***** INFORMATION SHOWN *****

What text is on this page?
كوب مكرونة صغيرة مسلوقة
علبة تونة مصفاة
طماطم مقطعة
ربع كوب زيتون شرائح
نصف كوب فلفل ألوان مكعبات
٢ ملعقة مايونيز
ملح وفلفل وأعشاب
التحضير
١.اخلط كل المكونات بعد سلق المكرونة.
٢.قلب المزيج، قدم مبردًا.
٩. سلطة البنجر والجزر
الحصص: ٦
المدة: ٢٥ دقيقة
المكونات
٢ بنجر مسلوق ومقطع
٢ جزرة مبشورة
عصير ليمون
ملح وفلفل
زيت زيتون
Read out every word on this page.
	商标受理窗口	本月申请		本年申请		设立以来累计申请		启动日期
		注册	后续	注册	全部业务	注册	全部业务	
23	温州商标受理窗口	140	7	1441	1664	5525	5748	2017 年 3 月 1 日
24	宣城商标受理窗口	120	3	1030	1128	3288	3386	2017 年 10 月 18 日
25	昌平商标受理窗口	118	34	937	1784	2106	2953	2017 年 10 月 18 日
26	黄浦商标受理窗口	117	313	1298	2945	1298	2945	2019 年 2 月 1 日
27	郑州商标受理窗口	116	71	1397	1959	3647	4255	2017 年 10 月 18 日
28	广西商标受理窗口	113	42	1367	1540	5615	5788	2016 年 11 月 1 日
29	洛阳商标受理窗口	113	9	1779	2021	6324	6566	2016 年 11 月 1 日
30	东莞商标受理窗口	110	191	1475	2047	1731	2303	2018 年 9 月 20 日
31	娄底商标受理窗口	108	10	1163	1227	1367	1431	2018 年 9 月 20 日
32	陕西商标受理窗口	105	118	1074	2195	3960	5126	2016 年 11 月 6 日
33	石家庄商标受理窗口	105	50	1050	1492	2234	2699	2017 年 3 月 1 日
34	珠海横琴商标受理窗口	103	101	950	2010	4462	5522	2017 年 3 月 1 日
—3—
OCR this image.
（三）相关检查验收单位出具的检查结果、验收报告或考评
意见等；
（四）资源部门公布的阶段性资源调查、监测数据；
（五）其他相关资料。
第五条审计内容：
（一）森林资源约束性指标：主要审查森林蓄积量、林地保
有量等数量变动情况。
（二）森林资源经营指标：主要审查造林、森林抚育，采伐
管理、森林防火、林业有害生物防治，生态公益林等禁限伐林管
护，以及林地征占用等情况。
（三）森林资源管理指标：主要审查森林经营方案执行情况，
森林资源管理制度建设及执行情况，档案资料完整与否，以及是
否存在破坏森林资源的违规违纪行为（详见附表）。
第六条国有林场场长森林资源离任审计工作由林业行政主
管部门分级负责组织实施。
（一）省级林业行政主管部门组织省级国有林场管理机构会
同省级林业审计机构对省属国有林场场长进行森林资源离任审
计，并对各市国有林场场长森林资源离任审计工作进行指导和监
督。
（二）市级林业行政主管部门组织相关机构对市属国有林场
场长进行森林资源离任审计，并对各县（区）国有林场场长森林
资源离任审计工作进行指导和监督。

*****

STATED EXERCISE — Return only the count of lines in the records that hold the word "page".

WRITTEN ANSWER — 2